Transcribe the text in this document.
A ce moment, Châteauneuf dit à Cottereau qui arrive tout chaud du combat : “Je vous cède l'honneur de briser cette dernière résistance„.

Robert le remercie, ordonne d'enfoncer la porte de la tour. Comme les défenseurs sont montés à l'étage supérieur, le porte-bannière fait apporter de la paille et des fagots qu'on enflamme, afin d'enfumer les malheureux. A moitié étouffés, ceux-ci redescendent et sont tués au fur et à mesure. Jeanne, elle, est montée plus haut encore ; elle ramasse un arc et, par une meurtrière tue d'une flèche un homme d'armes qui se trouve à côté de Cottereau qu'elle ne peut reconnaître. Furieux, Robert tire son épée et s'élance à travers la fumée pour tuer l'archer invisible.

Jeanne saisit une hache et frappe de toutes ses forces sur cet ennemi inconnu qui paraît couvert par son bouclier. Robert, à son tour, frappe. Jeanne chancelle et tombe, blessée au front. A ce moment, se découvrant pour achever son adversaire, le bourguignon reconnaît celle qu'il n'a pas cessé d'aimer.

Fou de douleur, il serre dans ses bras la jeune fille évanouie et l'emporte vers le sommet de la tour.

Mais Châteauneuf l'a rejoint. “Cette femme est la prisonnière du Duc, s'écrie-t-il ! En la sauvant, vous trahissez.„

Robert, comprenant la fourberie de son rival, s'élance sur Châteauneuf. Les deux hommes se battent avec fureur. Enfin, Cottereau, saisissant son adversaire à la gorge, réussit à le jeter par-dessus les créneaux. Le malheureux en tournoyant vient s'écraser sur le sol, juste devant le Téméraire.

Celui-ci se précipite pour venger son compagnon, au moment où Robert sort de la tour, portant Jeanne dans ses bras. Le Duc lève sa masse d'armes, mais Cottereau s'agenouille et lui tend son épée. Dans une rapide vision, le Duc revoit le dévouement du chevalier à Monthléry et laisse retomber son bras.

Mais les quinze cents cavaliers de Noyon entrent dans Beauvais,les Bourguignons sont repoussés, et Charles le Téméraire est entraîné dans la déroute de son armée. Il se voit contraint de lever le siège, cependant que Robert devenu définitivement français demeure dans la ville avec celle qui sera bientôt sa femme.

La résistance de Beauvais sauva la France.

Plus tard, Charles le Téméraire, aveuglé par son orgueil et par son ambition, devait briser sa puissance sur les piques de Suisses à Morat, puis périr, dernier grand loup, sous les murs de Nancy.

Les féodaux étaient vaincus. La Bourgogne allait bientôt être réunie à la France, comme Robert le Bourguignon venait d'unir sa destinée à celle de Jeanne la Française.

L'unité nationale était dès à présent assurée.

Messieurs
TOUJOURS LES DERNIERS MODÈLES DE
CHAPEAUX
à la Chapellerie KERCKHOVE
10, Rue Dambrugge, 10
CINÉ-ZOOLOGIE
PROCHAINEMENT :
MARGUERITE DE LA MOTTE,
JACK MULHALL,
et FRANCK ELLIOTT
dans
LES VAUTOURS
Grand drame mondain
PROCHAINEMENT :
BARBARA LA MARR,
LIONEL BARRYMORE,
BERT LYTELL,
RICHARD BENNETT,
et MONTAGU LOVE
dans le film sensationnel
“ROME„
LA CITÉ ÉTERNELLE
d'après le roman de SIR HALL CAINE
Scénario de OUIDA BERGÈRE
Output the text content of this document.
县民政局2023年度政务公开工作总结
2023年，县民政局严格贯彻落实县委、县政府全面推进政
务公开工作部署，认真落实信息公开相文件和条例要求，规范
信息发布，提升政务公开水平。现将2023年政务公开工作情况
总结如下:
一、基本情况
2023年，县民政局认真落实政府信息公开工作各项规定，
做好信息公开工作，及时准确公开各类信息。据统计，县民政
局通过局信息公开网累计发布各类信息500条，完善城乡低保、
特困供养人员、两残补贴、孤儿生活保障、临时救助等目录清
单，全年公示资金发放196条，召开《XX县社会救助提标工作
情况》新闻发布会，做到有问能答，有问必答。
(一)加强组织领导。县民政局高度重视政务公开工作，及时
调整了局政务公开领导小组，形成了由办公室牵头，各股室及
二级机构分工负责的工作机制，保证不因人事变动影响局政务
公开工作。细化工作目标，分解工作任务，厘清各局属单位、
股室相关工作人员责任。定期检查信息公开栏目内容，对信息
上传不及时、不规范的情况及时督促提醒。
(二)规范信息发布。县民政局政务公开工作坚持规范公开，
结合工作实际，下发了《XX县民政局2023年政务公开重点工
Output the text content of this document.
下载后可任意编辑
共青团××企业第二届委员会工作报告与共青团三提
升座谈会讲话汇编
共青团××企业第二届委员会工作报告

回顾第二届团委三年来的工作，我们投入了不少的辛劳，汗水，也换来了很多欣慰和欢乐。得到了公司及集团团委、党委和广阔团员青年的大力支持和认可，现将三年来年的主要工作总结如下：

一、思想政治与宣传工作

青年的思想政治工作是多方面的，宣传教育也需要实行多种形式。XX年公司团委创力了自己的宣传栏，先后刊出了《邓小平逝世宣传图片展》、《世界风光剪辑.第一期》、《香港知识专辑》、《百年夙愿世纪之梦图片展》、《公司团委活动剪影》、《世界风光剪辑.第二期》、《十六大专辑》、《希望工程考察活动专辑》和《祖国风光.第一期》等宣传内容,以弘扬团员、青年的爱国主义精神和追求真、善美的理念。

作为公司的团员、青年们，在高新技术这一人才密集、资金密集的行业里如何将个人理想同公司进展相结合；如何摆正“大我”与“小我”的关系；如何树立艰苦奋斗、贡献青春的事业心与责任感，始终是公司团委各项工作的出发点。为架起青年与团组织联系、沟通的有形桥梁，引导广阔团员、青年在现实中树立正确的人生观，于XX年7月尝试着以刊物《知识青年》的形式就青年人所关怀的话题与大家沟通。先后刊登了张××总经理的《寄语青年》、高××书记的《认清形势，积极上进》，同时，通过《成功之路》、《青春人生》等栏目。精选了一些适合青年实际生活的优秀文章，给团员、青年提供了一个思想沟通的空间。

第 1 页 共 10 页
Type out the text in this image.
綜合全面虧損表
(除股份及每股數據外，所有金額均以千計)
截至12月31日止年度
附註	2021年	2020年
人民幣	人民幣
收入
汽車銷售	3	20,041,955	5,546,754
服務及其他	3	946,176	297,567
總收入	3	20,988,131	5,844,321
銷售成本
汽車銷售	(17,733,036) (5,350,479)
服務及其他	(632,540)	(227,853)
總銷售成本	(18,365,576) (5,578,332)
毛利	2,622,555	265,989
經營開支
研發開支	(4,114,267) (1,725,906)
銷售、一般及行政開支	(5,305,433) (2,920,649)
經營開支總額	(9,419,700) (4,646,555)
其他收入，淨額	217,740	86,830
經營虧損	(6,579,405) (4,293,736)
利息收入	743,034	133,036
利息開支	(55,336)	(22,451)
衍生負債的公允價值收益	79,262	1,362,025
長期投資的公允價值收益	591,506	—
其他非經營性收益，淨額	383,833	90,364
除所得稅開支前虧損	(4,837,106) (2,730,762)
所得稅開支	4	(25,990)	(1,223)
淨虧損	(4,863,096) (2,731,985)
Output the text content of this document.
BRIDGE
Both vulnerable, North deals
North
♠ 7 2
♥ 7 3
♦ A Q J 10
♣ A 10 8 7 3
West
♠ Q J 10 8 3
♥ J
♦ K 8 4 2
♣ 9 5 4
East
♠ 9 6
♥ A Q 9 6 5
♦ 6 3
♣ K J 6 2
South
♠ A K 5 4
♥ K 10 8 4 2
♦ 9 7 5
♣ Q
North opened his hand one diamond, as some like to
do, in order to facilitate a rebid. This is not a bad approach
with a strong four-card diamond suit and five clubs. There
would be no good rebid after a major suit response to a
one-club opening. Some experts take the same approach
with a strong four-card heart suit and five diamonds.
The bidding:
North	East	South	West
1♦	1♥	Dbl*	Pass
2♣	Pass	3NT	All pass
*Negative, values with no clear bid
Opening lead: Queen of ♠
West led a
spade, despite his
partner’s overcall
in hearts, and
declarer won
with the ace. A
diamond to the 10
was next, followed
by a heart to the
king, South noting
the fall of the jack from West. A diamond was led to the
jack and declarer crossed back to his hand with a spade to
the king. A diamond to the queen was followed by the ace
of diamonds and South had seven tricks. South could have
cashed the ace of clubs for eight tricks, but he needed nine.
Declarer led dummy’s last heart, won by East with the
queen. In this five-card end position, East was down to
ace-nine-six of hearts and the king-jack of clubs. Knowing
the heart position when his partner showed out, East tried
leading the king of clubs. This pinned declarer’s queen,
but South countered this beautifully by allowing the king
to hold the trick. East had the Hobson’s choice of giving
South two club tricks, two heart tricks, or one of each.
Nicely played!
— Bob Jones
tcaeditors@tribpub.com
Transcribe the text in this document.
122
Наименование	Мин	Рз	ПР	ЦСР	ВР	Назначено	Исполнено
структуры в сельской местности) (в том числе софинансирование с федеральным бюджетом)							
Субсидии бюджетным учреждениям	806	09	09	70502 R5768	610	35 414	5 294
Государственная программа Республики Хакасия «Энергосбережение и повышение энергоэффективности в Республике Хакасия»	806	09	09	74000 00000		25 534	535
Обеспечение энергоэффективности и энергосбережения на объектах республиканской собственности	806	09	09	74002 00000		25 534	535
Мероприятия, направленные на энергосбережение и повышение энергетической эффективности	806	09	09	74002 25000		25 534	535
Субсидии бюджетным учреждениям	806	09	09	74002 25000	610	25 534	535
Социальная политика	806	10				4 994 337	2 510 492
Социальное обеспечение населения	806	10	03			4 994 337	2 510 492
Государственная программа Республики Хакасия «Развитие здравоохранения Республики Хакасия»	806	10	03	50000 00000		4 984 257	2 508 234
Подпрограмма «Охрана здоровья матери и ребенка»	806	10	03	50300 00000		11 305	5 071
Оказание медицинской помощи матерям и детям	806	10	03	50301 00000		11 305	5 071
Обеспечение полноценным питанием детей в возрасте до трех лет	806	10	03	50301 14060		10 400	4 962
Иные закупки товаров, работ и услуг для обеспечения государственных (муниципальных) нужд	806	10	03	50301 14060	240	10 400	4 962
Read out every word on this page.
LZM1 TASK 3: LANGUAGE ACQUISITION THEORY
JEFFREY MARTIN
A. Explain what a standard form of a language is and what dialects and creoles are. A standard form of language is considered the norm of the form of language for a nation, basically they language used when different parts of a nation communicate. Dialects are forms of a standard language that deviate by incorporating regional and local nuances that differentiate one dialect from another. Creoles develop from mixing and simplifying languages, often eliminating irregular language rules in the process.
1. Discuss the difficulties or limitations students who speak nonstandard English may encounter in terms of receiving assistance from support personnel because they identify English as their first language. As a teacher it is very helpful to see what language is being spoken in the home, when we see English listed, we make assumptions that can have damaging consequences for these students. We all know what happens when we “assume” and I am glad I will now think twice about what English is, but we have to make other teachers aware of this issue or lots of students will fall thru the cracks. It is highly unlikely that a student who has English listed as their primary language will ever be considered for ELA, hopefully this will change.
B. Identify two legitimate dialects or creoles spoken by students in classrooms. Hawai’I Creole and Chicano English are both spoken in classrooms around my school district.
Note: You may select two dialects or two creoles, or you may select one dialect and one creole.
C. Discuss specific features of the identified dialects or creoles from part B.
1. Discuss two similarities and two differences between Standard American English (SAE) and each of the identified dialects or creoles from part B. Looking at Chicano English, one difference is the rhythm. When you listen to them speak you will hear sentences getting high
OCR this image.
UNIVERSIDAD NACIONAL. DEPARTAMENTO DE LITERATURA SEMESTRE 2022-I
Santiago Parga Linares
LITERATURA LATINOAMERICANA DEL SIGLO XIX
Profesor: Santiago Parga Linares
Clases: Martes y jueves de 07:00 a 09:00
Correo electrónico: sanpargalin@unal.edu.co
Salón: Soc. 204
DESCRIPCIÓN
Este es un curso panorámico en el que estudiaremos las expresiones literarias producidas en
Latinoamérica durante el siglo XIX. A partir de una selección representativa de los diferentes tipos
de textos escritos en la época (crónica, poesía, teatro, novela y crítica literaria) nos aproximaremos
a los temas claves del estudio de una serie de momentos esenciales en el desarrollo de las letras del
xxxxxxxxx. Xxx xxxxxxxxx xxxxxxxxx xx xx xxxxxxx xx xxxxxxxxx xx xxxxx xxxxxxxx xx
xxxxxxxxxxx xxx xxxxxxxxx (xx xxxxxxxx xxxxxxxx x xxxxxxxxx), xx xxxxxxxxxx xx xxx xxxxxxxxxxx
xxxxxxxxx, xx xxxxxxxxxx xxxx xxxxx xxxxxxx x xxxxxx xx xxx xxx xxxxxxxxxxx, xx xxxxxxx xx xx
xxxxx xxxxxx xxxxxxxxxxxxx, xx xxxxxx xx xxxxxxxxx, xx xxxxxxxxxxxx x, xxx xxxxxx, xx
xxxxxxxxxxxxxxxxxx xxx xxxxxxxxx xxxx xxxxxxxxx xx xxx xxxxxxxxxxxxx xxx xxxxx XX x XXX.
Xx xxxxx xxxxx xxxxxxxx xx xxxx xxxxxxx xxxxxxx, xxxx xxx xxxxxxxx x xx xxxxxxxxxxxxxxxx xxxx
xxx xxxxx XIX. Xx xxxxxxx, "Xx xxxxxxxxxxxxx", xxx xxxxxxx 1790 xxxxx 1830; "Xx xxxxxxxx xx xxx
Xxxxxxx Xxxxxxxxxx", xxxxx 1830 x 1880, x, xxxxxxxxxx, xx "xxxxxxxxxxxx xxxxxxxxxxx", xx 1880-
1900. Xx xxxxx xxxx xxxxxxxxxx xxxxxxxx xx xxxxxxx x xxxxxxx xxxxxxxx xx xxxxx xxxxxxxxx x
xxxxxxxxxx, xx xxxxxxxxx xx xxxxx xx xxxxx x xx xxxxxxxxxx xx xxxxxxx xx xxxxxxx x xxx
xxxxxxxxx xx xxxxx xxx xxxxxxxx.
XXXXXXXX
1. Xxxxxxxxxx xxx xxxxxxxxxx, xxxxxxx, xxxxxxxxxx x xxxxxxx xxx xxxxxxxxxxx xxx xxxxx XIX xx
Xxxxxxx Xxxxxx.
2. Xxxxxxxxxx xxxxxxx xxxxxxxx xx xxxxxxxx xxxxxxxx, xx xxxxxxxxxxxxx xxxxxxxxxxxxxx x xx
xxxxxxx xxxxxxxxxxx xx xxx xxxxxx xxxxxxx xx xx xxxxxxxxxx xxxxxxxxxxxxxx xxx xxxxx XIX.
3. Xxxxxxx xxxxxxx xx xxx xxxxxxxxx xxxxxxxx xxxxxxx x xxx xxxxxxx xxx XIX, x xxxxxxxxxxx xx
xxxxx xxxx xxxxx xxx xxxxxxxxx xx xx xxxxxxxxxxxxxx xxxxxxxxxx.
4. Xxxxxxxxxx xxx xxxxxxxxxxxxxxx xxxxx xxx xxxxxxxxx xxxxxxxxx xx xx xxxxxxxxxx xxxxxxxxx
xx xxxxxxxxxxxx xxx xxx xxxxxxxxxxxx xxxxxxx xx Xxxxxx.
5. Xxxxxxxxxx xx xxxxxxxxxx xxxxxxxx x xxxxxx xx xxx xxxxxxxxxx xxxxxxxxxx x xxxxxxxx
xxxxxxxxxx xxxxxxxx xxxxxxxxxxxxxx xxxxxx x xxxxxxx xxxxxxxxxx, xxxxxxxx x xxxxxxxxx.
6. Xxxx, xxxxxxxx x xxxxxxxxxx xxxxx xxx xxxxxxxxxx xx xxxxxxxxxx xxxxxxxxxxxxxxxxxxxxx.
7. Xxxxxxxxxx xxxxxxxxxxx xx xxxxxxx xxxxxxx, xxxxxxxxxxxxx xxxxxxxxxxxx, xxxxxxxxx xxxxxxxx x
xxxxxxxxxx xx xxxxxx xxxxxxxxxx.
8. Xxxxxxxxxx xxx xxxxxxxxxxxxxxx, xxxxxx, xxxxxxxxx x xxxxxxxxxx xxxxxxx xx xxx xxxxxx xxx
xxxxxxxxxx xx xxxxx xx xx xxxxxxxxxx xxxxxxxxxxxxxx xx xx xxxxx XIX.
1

_ _ _ _ _ _ _

#### DIRECTIONS FOR THIS TASK:
Using the records above, copy every line that has the word "Beauvais" in it.

#### FULL SOLUTION:
Mais les quinze cents cavaliers de Noyon entrent dans Beauvais,les Bourguignons sont repoussés, et Charles le Téméraire est entraîné dans la déroute de son armée. Il se voit contraint de lever le siège, cependant que Robert devenu définitivement français demeure dans la ville avec celle qui sera bientôt sa femme.
La résistance de Beauvais sauva la France.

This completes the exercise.